— begin —

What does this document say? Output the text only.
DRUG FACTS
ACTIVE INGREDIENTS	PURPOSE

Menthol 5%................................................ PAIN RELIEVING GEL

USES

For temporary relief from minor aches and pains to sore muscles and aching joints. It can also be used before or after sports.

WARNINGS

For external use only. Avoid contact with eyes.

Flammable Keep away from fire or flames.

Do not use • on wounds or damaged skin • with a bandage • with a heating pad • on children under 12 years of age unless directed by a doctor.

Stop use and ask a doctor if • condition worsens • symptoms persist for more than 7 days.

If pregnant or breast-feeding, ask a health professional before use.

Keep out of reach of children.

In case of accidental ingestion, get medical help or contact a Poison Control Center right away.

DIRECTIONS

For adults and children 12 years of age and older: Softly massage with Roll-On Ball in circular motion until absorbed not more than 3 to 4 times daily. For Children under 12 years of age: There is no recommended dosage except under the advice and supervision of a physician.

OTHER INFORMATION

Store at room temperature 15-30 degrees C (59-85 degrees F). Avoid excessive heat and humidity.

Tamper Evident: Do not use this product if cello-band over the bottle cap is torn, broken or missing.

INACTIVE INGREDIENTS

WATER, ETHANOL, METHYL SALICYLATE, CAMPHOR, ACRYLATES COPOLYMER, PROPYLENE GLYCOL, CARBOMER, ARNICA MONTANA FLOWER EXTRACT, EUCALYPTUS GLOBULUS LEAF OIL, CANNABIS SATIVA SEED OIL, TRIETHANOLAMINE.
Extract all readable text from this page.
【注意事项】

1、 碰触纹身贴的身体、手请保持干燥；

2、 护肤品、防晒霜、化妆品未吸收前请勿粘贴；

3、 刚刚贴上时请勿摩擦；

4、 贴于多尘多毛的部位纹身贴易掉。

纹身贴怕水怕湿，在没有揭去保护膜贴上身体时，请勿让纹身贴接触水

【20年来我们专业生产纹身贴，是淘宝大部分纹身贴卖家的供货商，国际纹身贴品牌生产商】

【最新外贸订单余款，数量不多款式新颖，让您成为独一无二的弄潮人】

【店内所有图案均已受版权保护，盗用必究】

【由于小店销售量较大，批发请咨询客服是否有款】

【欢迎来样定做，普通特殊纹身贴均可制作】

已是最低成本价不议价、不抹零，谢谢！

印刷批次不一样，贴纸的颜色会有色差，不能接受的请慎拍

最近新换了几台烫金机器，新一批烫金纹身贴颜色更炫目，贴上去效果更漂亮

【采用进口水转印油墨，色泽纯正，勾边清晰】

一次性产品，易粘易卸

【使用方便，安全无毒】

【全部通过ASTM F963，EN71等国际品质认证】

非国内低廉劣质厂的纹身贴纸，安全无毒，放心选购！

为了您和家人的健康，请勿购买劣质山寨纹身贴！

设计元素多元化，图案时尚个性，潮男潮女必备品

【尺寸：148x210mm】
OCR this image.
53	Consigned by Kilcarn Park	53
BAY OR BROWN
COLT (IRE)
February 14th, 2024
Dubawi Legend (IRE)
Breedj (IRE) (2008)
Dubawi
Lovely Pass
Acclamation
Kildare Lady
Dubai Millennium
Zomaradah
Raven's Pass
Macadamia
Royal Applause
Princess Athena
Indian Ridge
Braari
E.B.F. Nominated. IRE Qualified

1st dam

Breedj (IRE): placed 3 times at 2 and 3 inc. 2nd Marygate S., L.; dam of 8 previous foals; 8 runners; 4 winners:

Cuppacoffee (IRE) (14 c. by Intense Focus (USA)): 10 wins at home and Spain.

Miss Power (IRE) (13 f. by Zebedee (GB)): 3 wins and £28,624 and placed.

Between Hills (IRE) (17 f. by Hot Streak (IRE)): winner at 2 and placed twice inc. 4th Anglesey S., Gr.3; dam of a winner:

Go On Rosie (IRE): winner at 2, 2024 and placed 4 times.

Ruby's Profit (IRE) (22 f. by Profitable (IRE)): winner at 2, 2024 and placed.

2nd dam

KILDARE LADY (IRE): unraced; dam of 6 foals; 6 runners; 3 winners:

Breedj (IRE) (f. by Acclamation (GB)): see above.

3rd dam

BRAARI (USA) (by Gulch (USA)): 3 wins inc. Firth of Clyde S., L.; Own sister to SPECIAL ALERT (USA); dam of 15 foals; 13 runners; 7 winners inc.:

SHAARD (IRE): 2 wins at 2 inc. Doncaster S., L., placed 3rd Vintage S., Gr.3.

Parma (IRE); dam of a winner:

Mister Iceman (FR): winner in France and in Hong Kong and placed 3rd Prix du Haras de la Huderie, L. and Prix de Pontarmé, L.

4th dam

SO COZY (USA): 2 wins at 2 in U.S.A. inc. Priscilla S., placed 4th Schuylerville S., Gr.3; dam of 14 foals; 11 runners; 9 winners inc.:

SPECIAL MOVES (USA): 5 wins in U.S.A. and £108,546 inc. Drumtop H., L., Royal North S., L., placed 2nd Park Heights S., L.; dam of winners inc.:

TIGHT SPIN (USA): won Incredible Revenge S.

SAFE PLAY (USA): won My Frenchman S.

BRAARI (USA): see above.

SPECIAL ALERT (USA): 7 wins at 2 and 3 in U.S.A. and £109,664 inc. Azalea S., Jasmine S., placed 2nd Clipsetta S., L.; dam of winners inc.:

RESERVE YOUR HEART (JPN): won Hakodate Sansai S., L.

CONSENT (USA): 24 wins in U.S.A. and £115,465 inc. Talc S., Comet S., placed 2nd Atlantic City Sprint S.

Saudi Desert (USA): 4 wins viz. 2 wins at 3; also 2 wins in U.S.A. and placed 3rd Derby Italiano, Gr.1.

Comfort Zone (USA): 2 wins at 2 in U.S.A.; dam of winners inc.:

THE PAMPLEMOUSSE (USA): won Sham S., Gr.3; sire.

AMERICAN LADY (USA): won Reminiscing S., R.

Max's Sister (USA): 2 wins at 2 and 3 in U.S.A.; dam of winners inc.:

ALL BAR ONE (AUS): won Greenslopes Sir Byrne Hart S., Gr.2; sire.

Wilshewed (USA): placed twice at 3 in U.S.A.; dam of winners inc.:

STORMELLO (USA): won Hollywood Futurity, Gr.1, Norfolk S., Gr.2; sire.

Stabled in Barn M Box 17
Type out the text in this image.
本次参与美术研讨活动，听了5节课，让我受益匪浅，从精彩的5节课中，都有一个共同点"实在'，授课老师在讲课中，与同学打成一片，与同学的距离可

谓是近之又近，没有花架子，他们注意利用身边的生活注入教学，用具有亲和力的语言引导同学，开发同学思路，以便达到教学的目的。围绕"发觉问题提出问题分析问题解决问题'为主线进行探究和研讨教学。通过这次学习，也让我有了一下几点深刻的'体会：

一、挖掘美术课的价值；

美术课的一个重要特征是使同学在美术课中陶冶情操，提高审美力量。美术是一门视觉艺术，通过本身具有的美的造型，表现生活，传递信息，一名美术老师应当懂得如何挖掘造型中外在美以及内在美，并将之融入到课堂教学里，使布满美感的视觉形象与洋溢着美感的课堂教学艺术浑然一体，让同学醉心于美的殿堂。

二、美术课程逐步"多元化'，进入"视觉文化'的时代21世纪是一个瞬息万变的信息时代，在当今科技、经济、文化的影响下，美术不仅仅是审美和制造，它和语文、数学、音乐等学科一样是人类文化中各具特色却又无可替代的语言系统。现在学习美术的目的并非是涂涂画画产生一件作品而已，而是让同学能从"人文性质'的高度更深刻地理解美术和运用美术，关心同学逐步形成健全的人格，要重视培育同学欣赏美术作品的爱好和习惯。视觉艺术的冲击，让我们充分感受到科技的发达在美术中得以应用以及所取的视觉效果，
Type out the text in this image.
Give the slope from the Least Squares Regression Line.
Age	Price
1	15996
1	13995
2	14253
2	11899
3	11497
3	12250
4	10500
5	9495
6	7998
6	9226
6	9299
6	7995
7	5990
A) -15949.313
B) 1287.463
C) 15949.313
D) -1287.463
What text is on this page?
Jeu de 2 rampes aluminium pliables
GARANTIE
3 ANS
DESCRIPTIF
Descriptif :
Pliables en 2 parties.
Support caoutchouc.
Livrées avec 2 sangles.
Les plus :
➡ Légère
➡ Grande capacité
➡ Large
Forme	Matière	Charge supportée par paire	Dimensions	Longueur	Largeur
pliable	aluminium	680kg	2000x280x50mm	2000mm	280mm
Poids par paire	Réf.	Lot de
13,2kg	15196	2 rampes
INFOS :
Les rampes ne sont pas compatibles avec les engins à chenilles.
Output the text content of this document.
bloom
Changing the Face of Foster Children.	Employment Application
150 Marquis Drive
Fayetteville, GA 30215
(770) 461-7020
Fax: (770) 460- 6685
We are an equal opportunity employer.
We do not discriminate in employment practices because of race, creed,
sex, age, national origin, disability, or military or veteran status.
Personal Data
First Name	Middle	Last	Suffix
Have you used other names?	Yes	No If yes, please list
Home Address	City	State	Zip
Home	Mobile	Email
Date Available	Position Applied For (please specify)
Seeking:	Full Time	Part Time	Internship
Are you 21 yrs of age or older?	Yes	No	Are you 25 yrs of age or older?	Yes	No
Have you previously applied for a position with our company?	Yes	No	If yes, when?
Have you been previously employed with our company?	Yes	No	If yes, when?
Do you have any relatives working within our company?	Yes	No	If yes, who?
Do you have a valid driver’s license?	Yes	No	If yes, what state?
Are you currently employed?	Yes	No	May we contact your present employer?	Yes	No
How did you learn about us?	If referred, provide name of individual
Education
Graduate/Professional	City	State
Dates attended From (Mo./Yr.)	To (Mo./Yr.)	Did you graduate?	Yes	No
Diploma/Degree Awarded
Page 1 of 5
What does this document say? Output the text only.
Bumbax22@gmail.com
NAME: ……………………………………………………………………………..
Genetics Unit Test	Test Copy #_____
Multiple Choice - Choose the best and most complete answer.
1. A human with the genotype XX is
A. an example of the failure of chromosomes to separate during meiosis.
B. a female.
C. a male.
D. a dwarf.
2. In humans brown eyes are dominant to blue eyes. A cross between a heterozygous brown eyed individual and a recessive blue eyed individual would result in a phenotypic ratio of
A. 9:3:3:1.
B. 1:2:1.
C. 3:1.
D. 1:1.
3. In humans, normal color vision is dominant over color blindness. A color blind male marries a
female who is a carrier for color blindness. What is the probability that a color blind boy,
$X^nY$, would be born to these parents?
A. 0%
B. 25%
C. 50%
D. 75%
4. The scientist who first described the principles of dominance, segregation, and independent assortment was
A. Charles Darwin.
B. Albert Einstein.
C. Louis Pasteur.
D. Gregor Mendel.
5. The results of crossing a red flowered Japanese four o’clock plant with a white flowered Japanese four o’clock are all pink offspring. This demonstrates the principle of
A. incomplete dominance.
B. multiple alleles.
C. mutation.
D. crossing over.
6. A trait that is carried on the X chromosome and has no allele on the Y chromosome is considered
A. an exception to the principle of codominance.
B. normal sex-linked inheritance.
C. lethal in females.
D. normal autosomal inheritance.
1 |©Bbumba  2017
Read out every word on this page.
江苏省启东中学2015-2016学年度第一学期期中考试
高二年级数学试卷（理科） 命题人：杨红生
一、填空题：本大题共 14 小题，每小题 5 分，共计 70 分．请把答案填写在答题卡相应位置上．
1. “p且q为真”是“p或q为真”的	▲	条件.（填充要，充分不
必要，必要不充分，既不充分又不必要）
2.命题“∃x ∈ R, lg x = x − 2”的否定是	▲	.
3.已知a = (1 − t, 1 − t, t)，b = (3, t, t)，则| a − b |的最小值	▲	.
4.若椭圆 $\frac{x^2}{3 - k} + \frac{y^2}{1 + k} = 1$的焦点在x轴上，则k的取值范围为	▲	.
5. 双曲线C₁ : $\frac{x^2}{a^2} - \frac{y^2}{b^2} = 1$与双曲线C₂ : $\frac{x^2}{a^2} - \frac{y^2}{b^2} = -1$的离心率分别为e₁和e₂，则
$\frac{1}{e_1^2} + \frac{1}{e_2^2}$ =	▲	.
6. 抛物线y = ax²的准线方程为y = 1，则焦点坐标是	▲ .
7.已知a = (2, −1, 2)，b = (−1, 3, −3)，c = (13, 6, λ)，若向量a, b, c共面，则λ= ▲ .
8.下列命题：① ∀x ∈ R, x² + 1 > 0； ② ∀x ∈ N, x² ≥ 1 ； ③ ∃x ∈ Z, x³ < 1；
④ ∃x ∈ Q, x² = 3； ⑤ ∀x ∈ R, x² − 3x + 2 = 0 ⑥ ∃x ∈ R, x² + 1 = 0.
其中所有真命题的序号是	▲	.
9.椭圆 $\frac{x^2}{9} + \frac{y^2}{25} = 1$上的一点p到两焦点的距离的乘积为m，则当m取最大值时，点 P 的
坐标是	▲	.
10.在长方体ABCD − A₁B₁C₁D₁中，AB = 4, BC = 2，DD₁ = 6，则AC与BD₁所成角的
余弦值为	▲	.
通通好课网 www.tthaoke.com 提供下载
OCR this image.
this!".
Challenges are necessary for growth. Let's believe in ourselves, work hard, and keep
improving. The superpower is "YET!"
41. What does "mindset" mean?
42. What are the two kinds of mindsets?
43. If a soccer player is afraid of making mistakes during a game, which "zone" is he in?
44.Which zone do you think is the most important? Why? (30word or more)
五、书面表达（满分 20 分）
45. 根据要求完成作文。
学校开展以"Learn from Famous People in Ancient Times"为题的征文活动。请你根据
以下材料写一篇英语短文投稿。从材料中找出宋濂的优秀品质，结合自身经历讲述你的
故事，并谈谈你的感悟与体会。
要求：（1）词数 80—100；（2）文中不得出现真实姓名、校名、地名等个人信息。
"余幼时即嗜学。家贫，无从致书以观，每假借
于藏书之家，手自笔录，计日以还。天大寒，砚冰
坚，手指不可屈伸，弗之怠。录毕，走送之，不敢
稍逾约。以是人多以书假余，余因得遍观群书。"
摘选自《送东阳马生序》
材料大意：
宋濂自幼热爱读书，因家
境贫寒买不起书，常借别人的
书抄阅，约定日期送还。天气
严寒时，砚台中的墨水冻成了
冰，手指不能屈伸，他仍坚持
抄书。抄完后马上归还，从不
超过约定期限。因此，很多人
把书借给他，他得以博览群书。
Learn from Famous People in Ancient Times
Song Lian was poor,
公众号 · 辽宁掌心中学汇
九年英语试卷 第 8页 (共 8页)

— end —

- To do -
Identify all lines where the word "Famous" shows up. Copy them.

- Result of this exercise -
学校开展以"Learn from Famous People in Ancient Times"为题的征文活动。请你根据
Learn from Famous People in Ancient Times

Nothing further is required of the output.